Tasks and exercises |
1. From the passage on good will, copy out the part that begins at the words "Judge Story, in" and stops after the words "of the effects.".
2. Write what comes next in the passage on the good will of a business, starting after its final sentence.

Passage given |
— begin —
In Chittenden v. Witbeck (
In Barber v. Conn. Mut. Life Ins. Co. (15 Fed. Rep. 312) it was said that "the good will of an established business, *82 which is a common subject of contract, is nothing but the chance of being able to keep the business which has been established. The sale of a mere chance, which vests in the purchaser nothing but the possibility that the preference which has usually been extended to those whose rights he acquires will be extended to him, has been enforced in equity and recognized at law as effectual between the parties to the contract."
Judge Story, in his work on Partnership (§ 99), says that "good will may be properly enough described to be the advantage or benefit which is acquired by an establishment beyond the mere value of the capital stock, funds or property employed therein, in consequence of the general public patronage and encouragement which it receives from constant or habitual customers, on account of its local position, or common celebrity, or reputation for skill or affluence, or punctuality, or from other accidental circumstances or necessities, or even from ancient partialities or prejudices." He adds that it may be assigned with the premises and the rest of the effects.
— end —
Supplied entries |
— begin —
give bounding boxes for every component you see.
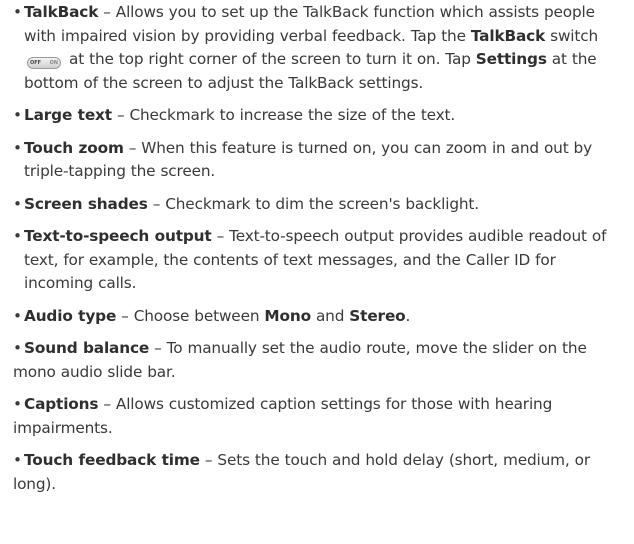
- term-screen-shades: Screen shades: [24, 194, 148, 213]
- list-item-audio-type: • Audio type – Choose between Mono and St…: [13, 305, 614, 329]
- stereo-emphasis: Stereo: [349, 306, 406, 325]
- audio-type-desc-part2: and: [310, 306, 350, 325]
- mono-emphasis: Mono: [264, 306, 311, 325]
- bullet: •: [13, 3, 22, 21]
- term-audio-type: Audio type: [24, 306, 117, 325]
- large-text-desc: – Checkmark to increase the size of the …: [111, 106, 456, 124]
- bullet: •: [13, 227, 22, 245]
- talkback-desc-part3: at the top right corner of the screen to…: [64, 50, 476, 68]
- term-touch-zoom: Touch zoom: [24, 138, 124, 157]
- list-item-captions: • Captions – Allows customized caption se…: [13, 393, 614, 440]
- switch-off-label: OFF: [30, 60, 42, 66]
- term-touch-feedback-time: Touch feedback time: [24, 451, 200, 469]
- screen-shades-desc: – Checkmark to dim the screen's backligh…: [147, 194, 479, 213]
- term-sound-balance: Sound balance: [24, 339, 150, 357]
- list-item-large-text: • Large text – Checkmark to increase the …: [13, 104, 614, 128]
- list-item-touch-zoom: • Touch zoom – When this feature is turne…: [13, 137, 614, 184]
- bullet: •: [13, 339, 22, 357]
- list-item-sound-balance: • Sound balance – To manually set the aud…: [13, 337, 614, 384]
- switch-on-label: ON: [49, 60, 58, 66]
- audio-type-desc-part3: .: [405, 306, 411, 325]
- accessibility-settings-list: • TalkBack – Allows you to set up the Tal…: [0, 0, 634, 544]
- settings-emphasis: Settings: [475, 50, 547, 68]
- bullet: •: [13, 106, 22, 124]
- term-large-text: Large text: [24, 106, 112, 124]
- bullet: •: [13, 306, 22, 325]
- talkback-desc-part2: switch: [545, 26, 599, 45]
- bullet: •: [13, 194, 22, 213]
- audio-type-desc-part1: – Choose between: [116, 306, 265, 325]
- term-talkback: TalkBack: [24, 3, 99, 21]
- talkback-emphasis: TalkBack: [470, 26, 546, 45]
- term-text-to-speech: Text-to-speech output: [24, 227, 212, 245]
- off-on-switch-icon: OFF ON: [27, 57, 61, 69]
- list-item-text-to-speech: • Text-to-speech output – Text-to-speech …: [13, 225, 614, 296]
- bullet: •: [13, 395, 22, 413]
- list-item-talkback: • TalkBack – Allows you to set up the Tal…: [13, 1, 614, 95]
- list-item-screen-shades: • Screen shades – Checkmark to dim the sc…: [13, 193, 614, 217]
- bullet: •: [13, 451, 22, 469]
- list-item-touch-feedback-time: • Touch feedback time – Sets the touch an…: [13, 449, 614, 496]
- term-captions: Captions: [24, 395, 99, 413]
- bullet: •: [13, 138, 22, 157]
— end —
— begin —
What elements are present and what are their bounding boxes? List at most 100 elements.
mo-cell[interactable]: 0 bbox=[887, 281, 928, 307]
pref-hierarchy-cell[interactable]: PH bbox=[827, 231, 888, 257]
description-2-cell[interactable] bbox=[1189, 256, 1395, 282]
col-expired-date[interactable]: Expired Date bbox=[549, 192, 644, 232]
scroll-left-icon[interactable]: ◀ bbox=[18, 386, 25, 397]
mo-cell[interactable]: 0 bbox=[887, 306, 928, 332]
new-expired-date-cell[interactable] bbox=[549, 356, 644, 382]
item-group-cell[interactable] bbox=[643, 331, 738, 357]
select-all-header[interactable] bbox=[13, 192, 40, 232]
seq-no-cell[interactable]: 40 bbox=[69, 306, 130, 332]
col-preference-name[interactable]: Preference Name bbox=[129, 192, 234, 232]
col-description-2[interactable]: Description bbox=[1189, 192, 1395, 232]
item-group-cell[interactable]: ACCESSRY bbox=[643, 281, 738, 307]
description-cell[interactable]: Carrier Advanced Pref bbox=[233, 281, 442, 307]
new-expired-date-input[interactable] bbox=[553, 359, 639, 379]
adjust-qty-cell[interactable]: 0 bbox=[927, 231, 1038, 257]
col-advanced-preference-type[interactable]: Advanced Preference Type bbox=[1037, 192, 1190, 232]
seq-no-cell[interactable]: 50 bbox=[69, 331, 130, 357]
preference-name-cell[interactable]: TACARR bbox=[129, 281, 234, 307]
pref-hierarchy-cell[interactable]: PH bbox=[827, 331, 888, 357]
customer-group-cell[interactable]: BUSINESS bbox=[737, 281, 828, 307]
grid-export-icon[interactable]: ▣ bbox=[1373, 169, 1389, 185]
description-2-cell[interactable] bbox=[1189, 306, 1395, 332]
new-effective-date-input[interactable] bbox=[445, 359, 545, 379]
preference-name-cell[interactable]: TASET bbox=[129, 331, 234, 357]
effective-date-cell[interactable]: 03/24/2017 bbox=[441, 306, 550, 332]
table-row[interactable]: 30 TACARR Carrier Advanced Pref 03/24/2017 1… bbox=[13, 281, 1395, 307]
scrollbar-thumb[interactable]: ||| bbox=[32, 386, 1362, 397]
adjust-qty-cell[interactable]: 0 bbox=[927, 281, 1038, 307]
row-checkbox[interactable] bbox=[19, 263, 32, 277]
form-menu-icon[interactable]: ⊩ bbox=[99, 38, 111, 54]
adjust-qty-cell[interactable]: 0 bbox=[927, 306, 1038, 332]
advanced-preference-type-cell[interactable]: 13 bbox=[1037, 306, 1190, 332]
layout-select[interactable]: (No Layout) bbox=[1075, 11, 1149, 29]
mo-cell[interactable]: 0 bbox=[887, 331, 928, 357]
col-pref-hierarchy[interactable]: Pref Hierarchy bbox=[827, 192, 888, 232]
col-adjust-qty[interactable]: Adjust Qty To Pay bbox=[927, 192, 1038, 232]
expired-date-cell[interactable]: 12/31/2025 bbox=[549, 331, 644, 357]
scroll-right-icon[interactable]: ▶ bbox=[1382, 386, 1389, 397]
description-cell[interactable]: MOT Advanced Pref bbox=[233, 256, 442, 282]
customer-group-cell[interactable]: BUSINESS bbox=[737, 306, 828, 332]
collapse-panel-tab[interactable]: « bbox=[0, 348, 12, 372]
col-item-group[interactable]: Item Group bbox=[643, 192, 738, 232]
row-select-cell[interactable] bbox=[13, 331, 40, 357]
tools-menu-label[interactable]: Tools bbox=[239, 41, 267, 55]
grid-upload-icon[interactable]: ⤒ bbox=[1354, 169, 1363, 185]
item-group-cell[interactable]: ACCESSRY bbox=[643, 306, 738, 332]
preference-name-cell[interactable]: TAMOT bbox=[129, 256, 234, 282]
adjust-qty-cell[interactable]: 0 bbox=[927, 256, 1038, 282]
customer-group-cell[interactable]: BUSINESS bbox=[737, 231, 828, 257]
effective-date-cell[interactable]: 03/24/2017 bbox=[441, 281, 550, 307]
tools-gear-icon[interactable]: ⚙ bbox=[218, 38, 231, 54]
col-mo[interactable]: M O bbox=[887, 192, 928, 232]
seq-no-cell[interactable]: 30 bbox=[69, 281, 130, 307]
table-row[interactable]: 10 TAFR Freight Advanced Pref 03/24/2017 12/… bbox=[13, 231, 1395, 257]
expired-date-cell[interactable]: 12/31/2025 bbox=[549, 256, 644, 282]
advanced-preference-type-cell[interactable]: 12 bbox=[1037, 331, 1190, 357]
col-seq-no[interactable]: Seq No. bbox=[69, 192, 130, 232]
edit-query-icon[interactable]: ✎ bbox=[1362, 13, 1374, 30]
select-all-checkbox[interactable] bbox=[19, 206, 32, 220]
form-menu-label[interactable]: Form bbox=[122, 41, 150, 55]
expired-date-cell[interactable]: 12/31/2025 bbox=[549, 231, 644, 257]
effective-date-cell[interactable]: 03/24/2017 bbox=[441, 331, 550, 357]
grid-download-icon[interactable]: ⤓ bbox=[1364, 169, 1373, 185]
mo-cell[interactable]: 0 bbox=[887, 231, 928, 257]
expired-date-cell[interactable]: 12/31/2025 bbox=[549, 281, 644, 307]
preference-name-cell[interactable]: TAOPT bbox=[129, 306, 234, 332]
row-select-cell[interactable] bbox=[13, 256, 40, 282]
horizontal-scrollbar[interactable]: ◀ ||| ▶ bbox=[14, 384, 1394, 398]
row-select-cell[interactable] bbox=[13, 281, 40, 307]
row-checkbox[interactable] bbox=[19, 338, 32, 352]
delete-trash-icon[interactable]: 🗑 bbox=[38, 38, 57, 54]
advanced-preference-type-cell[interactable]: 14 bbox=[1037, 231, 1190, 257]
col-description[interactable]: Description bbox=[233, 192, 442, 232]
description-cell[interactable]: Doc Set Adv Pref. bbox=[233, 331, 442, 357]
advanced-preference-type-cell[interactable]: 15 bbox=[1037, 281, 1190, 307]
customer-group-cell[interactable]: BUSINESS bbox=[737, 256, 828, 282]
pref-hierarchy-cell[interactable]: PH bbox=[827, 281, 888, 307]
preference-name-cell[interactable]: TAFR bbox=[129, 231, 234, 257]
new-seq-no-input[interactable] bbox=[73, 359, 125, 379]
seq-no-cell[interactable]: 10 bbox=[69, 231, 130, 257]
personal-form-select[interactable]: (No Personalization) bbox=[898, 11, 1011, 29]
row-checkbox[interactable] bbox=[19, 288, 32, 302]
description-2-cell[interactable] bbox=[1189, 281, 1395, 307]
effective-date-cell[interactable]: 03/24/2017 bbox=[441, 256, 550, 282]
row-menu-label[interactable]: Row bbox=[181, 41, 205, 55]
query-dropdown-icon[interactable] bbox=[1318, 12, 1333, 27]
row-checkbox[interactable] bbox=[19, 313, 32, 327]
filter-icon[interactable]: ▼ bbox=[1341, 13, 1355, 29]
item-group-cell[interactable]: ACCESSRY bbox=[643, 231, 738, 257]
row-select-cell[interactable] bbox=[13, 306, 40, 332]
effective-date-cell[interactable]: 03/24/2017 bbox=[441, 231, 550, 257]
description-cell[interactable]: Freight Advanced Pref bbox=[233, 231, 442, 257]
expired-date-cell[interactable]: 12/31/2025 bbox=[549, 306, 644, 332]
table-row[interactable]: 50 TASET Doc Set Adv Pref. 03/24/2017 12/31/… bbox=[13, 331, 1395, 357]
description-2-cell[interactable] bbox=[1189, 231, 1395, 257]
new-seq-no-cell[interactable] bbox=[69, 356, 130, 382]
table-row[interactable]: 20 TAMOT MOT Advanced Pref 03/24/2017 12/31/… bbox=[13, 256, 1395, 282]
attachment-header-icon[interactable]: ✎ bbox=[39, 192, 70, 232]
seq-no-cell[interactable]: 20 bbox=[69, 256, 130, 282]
— end —
— begin —
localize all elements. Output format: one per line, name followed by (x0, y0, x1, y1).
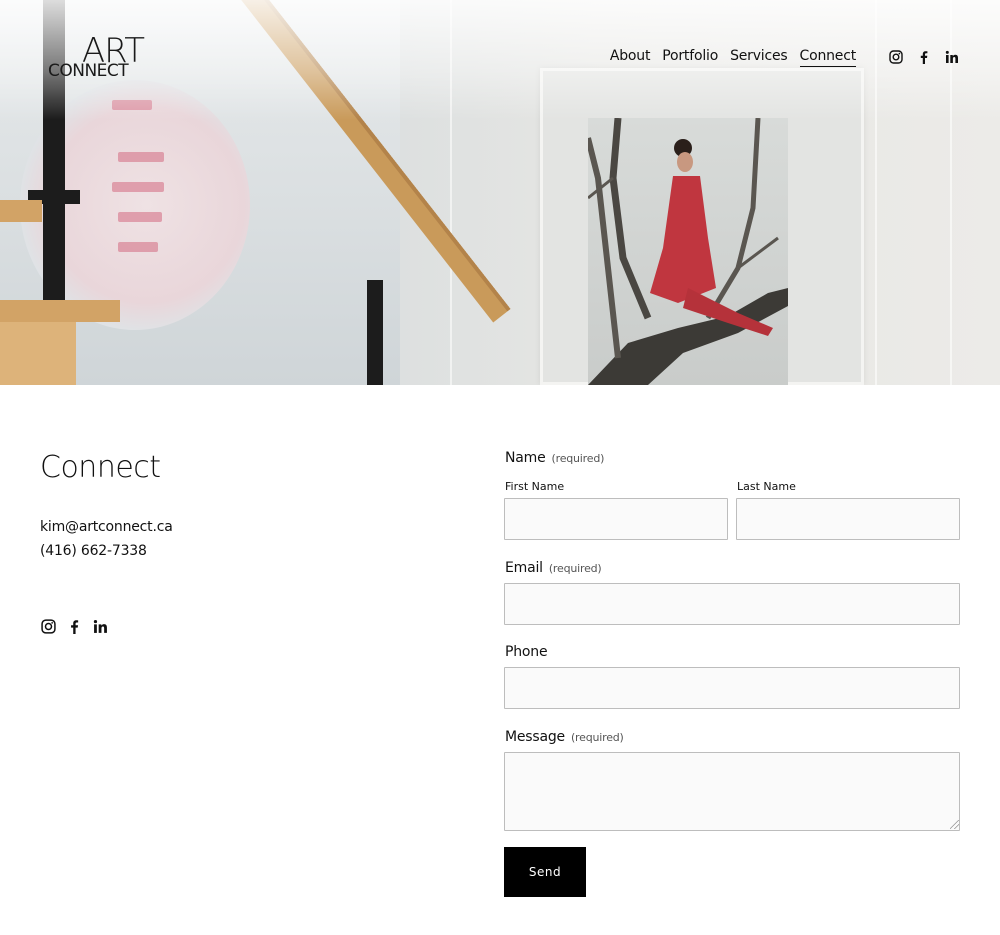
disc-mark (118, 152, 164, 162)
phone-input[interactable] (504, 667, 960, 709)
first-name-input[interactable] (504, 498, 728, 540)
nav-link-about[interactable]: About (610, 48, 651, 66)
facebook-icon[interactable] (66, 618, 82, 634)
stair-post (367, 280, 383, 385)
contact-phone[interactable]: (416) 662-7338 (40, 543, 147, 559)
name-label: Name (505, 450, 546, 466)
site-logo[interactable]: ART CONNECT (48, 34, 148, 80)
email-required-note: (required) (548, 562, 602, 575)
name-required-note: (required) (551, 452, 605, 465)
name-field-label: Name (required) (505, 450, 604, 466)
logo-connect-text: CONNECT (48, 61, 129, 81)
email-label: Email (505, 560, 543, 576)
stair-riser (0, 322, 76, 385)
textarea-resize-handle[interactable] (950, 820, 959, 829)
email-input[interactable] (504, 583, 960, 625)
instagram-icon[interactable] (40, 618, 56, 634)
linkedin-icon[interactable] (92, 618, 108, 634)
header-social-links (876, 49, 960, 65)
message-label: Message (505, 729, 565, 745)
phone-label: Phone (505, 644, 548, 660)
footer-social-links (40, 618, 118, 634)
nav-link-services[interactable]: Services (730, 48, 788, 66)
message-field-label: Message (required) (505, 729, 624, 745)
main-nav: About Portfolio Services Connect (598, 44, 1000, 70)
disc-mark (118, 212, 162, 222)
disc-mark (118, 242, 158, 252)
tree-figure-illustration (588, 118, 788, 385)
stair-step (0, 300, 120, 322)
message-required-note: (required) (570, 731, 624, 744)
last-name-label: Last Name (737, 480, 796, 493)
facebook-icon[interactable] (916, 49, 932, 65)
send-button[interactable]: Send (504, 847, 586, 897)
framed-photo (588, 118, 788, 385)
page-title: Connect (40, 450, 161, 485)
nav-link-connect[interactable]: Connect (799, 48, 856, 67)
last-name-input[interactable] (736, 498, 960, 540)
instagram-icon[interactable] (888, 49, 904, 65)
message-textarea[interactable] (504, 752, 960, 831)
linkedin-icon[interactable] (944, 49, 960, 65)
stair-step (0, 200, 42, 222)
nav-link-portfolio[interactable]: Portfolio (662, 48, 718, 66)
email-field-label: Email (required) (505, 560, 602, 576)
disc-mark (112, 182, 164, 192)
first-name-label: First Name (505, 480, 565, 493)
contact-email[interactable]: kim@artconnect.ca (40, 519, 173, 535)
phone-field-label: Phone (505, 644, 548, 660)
— end —
Outputs for the tasks |
1.
Judge Story, in his work on Partnership (§ 99), says that "good will may be properly enough described to be the advantage or benefit which is acquired by an establishment beyond the mere value of the capital stock, funds or property employed therein, in consequence of the general public patronage and encouragement which it receives from constant or habitual customers, on account of its local position, or common celebrity, or reputation for skill or affluence, or punctuality, or from other accidental circumstances or necessities, or even from ancient partialities or prejudices." He adds that it may be assigned with the premises and the rest of the effects.

2.
In Parsons on Partnership it is defined as "that benefit or advantage which rests only on the good will, or kind and friendly feeling of others," and in a note it is added "that, so far as it has a transferable value, it consists in the additional value which a business possesses when it can be sold as a going concern." (4th ed. § 181.) The learned author also indorses Lord ELDON'S definition, and, in another note, says, "this definition, as we have above intimated, makes good will local and an incident of the place where business has been carried on, and not of the persons by whom it has been conducted. It is in this sense only that good will is recognized by the law as a pecuniary interest."
Mr. Lindley, in his treatise on Partnership (Vol. 2, page 439), says, "the term good will can hardly be said to have any precise significance. It is generally used to denote the benefit arising from connection and reputation, and its value is what can be got for the chance of being able to keep that connection *83 and improve it. Upon the sale of an established business its good will has a marketable value, whether the business is that of a professional man, or that of any other person. But it is plain that good will has no meaning except in connection with a continuing business; it may have no value except in connection with a particular house, and may be so inseparably connected with it as to pass with it under a will or deed without being specially mentioned."
Mr. Pollock says, "that which the purchaser of the good will actually acquired as between himself and his vendor is the right to carry on the same business under the old name, * * * and to represent himself as the successor to that business." (Pollock on Partnership, art. 57.)
Good will embraces at least two elements, the advantage of continuing an established business in its old place, and of continuing it under the old style or name. While it is not necessarily altogether local, it is usually to a great extent, and must, of necessity, be an incident to a place an established business or a name known to the trade.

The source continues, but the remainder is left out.